• [Exercise materials]
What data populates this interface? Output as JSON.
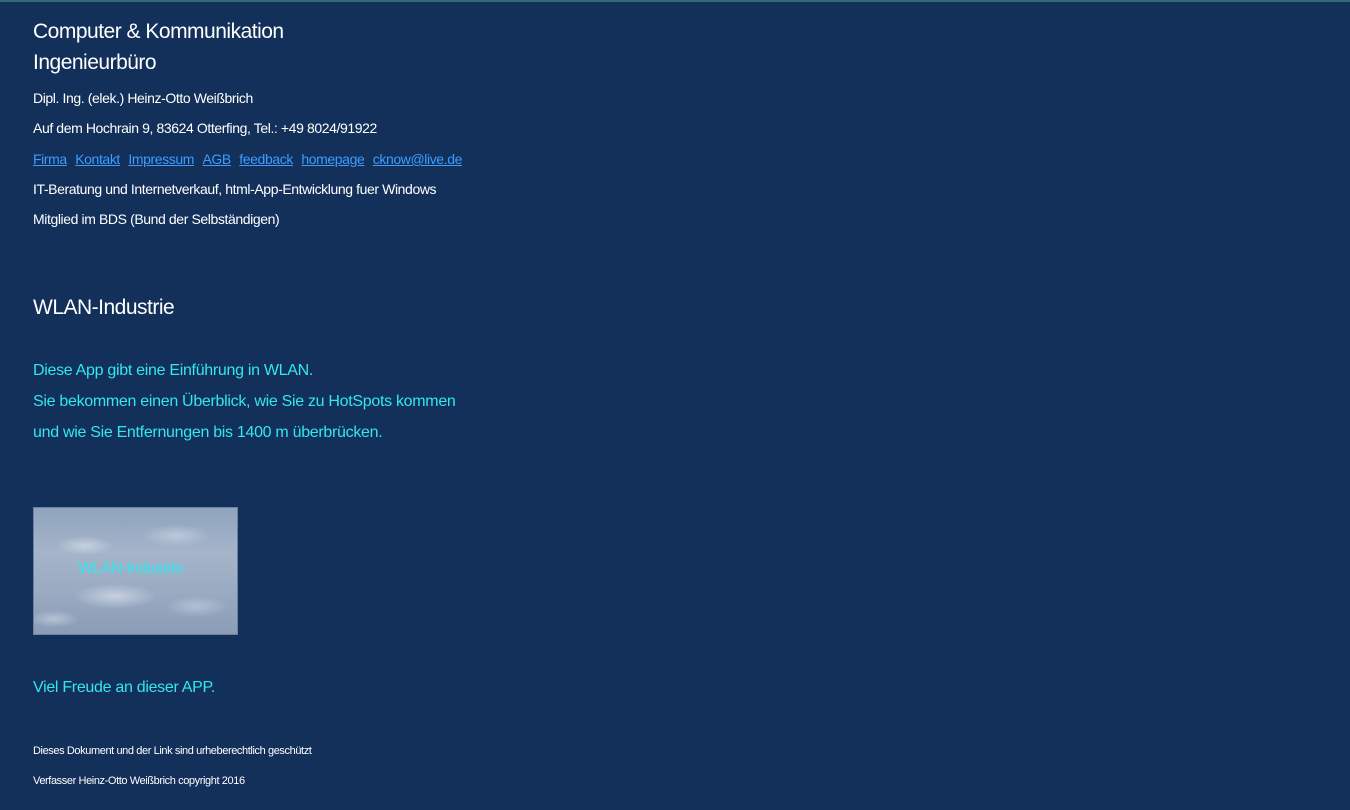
{
  "header": {
    "company_line1": "Computer & Kommunikation",
    "company_line2": "Ingenieurbüro",
    "owner": "Dipl. Ing. (elek.) Heinz-Otto Weißbrich",
    "address": "Auf dem Hochrain 9, 83624 Otterfing,   Tel.: +49 8024/91922",
    "nav_links": [
      {
        "label": "Firma"
      },
      {
        "label": "Kontakt"
      },
      {
        "label": "Impressum"
      },
      {
        "label": "AGB"
      },
      {
        "label": "feedback"
      },
      {
        "label": "homepage"
      },
      {
        "label": "cknow@live.de"
      }
    ],
    "services": "IT-Beratung und Internetverkauf, html-App-Entwicklung fuer Windows",
    "membership": "Mitglied im BDS (Bund der Selbständigen)"
  },
  "main": {
    "heading": "WLAN-Industrie",
    "intro_lines": [
      "Diese App gibt eine Einführung in WLAN.",
      "Sie bekommen einen Überblick, wie Sie zu HotSpots kommen",
      "und wie Sie Entfernungen bis 1400 m überbrücken."
    ],
    "thumbnail_label": "WLAN-Industrie",
    "closing": "Viel Freude an dieser  APP."
  },
  "footer": {
    "copyright_note": "Dieses Dokument und der Link  sind urheberechtlich geschützt",
    "author": "Verfasser Heinz-Otto Weißbrich copyright 2016"
  },
  "colors": {
    "background": "#12305a",
    "link": "#3d9cff",
    "accent_text": "#33e6f0"
  }
}
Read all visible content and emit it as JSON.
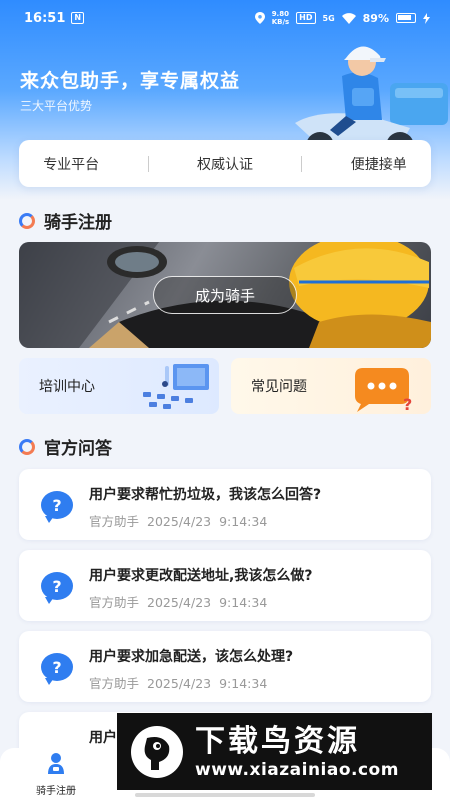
{
  "status_bar": {
    "time": "16:51",
    "app_badge": "N",
    "net_speed_top": "9.80",
    "net_speed_unit": "KB/s",
    "hd_badge": "HD",
    "signal_type": "5G",
    "battery_text": "89%"
  },
  "hero": {
    "title": "来众包助手，享专属权益",
    "subtitle": "三大平台优势"
  },
  "tabs": [
    "专业平台",
    "权威认证",
    "便捷接单"
  ],
  "rider_section": {
    "title": "骑手注册",
    "banner_button": "成为骑手",
    "quick_links": [
      "培训中心",
      "常见问题"
    ]
  },
  "qa_section": {
    "title": "官方问答",
    "items": [
      {
        "question": "用户要求帮忙扔垃圾，我该怎么回答?",
        "author": "官方助手",
        "date": "2025/4/23",
        "time": "9:14:34"
      },
      {
        "question": "用户要求更改配送地址,我该怎么做?",
        "author": "官方助手",
        "date": "2025/4/23",
        "time": "9:14:34"
      },
      {
        "question": "用户要求加急配送，该怎么处理?",
        "author": "官方助手",
        "date": "2025/4/23",
        "time": "9:14:34"
      },
      {
        "question": "用户"
      }
    ]
  },
  "bottom_nav": {
    "items": [
      {
        "label": "骑手注册",
        "icon": "rider-icon"
      }
    ]
  },
  "watermark": {
    "title": "下载鸟资源",
    "url": "www.xiazainiao.com"
  },
  "colors": {
    "accent": "#2f7df0",
    "hero_top": "#2f8cff",
    "page_bg": "#f1f4fa"
  }
}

• [Challenge] Copy out all of the material exactly as written, without its pictures.

• [Answer to this exercise]
What data populates this interface? Output as JSON.
{
  "header": {
    "company_line1": "Computer & Kommunikation",
    "company_line2": "Ingenieurbüro",
    "owner": "Dipl. Ing. (elek.) Heinz-Otto Weißbrich",
    "address": "Auf dem Hochrain 9, 83624 Otterfing,   Tel.: +49 8024/91922",
    "nav_links": [
      {
        "label": "Firma"
      },
      {
        "label": "Kontakt"
      },
      {
        "label": "Impressum"
      },
      {
        "label": "AGB"
      },
      {
        "label": "feedback"
      },
      {
        "label": "homepage"
      },
      {
        "label": "cknow@live.de"
      }
    ],
    "services": "IT-Beratung und Internetverkauf, html-App-Entwicklung fuer Windows",
    "membership": "Mitglied im BDS (Bund der Selbständigen)"
  },
  "main": {
    "heading": "WLAN-Industrie",
    "intro_lines": [
      "Diese App gibt eine Einführung in WLAN.",
      "Sie bekommen einen Überblick, wie Sie zu HotSpots kommen",
      "und wie Sie Entfernungen bis 1400 m überbrücken."
    ],
    "thumbnail_label": "WLAN-Industrie",
    "closing": "Viel Freude an dieser  APP."
  },
  "footer": {
    "copyright_note": "Dieses Dokument und der Link  sind urheberechtlich geschützt",
    "author": "Verfasser Heinz-Otto Weißbrich copyright 2016"
  },
  "colors": {
    "background": "#12305a",
    "link": "#3d9cff",
    "accent_text": "#33e6f0"
  }
}
Read all visible content and emit it as JSON.
{
  "status_bar": {
    "time": "16:51",
    "app_badge": "N",
    "net_speed_top": "9.80",
    "net_speed_unit": "KB/s",
    "hd_badge": "HD",
    "signal_type": "5G",
    "battery_text": "89%"
  },
  "hero": {
    "title": "来众包助手，享专属权益",
    "subtitle": "三大平台优势"
  },
  "tabs": [
    "专业平台",
    "权威认证",
    "便捷接单"
  ],
  "rider_section": {
    "title": "骑手注册",
    "banner_button": "成为骑手",
    "quick_links": [
      "培训中心",
      "常见问题"
    ]
  },
  "qa_section": {
    "title": "官方问答",
    "items": [
      {
        "question": "用户要求帮忙扔垃圾，我该怎么回答?",
        "author": "官方助手",
        "date": "2025/4/23",
        "time": "9:14:34"
      },
      {
        "question": "用户要求更改配送地址,我该怎么做?",
        "author": "官方助手",
        "date": "2025/4/23",
        "time": "9:14:34"
      },
      {
        "question": "用户要求加急配送，该怎么处理?",
        "author": "官方助手",
        "date": "2025/4/23",
        "time": "9:14:34"
      },
      {
        "question": "用户"
      }
    ]
  },
  "bottom_nav": {
    "items": [
      {
        "label": "骑手注册",
        "icon": "rider-icon"
      }
    ]
  },
  "watermark": {
    "title": "下载鸟资源",
    "url": "www.xiazainiao.com"
  },
  "colors": {
    "accent": "#2f7df0",
    "hero_top": "#2f8cff",
    "page_bg": "#f1f4fa"
  }
}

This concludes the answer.